Begin

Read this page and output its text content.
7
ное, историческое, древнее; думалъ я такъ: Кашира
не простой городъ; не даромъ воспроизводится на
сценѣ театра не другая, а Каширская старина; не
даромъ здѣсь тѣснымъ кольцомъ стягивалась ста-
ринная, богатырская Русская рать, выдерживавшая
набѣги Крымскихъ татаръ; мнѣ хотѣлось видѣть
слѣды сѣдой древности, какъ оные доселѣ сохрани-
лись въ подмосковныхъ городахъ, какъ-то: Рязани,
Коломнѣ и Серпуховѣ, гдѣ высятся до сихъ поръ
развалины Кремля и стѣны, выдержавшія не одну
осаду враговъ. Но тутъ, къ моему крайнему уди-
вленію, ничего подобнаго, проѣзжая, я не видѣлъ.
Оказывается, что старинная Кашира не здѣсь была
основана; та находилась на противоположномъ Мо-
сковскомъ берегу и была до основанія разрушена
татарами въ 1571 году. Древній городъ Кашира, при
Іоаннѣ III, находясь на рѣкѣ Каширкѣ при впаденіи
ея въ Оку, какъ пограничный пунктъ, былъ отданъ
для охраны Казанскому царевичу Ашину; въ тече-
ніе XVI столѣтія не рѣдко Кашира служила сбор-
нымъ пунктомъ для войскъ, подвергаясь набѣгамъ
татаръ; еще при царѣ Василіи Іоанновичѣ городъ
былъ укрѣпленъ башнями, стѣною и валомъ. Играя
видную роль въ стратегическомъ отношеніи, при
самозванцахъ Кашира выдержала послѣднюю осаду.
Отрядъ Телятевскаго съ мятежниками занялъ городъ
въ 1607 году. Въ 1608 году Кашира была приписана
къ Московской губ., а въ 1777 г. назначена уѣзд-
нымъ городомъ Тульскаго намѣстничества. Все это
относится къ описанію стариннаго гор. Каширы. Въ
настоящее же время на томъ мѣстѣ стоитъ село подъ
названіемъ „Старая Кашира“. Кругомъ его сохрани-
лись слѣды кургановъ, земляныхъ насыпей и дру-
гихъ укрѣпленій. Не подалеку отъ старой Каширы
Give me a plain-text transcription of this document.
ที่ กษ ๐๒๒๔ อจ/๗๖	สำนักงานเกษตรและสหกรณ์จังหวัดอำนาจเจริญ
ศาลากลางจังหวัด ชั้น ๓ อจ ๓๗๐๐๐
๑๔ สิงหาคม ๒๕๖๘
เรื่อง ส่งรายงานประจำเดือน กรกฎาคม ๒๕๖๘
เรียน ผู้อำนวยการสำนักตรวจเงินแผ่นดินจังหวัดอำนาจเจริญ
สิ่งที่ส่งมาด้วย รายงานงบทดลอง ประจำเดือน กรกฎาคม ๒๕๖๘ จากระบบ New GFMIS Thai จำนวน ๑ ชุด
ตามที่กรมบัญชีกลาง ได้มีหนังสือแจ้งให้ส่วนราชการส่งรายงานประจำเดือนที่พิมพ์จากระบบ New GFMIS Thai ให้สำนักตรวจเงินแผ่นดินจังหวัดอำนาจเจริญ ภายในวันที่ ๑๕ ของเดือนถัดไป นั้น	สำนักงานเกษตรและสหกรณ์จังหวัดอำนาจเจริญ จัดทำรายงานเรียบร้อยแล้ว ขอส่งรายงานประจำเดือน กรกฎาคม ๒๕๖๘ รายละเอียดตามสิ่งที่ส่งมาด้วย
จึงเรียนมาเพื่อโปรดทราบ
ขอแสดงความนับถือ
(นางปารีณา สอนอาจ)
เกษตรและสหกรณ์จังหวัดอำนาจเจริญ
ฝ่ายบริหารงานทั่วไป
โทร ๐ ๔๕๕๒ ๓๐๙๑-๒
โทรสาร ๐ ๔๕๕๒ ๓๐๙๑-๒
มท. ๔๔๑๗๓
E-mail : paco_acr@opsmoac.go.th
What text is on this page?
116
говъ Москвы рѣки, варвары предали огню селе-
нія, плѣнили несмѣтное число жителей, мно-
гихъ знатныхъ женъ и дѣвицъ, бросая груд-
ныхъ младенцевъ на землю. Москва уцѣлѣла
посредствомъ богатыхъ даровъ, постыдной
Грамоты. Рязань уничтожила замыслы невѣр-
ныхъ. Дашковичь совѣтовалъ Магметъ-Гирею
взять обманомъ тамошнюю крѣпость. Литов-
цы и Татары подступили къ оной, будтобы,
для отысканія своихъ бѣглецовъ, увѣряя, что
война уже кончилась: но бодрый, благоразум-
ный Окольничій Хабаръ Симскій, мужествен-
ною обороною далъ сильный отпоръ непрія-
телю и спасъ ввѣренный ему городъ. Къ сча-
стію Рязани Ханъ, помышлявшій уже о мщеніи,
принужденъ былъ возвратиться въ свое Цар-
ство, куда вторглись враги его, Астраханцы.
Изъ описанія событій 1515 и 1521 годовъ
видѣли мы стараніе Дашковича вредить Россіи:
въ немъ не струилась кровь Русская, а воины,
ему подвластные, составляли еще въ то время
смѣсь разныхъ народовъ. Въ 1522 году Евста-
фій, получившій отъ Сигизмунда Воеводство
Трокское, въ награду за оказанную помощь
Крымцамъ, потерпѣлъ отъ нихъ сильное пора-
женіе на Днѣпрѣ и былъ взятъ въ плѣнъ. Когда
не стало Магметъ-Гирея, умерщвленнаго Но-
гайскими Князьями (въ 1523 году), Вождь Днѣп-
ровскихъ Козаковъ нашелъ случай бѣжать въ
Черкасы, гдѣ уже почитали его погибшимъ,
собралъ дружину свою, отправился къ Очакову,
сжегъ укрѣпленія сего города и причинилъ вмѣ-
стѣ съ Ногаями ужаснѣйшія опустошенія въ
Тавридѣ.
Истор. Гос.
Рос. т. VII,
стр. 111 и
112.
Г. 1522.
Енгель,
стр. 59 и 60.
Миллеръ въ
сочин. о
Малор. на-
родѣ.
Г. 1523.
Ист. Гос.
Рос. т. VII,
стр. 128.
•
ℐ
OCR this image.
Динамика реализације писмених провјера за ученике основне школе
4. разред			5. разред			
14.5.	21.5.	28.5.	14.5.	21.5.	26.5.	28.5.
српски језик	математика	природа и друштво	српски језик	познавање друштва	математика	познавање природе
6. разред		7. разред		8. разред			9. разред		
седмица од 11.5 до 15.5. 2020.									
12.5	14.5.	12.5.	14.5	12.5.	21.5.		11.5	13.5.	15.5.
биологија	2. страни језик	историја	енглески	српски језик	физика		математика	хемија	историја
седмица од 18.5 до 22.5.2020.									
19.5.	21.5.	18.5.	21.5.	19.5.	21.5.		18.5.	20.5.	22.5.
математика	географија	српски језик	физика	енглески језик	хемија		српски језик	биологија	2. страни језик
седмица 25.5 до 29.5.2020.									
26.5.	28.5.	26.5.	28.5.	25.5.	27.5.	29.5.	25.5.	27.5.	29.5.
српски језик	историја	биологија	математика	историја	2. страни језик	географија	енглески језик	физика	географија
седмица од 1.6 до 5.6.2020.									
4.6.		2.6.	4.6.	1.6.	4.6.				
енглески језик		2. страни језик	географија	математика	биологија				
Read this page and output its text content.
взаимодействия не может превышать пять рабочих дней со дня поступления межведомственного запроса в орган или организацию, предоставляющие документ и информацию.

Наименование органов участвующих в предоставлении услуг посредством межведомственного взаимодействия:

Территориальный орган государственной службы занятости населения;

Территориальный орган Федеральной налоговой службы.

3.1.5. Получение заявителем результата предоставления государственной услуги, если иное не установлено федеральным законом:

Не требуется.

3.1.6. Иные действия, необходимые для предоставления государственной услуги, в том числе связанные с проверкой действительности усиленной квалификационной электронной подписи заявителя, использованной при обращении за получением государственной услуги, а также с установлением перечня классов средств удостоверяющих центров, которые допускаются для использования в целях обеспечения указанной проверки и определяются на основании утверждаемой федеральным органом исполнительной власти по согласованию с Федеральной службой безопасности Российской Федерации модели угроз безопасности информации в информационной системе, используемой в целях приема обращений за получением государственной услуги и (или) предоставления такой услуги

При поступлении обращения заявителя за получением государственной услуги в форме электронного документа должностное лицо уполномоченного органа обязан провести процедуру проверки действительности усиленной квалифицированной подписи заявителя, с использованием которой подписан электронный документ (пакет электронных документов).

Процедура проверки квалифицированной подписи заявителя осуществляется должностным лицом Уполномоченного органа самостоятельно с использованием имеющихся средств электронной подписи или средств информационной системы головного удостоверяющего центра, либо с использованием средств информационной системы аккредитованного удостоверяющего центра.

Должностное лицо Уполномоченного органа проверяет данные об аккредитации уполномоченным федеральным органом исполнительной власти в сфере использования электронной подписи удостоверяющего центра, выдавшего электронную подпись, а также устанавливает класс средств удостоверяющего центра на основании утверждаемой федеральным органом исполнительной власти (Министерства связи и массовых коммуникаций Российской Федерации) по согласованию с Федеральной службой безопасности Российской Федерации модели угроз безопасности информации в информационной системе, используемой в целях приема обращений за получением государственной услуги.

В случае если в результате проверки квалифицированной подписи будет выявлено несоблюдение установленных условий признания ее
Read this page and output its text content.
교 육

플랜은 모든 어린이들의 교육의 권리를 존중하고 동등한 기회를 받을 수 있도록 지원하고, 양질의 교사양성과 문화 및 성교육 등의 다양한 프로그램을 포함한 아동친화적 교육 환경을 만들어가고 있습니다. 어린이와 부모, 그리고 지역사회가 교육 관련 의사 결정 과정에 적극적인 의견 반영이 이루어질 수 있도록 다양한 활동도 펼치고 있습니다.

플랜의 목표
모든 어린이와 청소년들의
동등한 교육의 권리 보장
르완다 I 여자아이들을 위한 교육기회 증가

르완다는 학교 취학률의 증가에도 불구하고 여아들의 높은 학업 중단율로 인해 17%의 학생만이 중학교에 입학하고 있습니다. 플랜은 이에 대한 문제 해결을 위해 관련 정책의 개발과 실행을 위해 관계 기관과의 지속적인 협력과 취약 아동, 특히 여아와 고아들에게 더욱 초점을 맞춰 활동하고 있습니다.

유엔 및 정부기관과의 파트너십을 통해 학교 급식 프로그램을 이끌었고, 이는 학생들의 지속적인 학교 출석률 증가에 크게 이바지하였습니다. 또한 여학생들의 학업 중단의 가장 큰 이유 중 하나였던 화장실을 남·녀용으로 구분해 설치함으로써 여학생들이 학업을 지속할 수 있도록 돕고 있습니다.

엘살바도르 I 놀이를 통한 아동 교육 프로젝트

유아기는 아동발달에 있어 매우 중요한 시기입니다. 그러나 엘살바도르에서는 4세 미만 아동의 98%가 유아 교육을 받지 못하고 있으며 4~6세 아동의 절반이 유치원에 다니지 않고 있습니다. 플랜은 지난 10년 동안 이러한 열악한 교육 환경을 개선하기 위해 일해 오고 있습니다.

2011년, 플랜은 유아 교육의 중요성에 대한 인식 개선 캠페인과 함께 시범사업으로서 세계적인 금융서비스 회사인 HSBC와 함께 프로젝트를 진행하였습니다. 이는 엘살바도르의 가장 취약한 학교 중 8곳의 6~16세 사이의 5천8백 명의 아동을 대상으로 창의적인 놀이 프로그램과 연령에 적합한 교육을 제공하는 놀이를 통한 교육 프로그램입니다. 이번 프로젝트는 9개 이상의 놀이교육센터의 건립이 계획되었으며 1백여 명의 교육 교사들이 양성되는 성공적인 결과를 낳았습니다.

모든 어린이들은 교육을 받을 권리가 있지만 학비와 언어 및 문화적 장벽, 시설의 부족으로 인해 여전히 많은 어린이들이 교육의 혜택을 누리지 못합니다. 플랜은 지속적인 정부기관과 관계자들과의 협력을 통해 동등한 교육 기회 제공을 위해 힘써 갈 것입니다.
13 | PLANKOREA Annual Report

End

What is needed: From the listing above, collect every line that mentions the word "татаръ".

Expected answer:
набѣги Крымскихъ татаръ; мнѣ хотѣлось видѣть
татаръ; еще при царѣ Василіи Іоанновичѣ городъ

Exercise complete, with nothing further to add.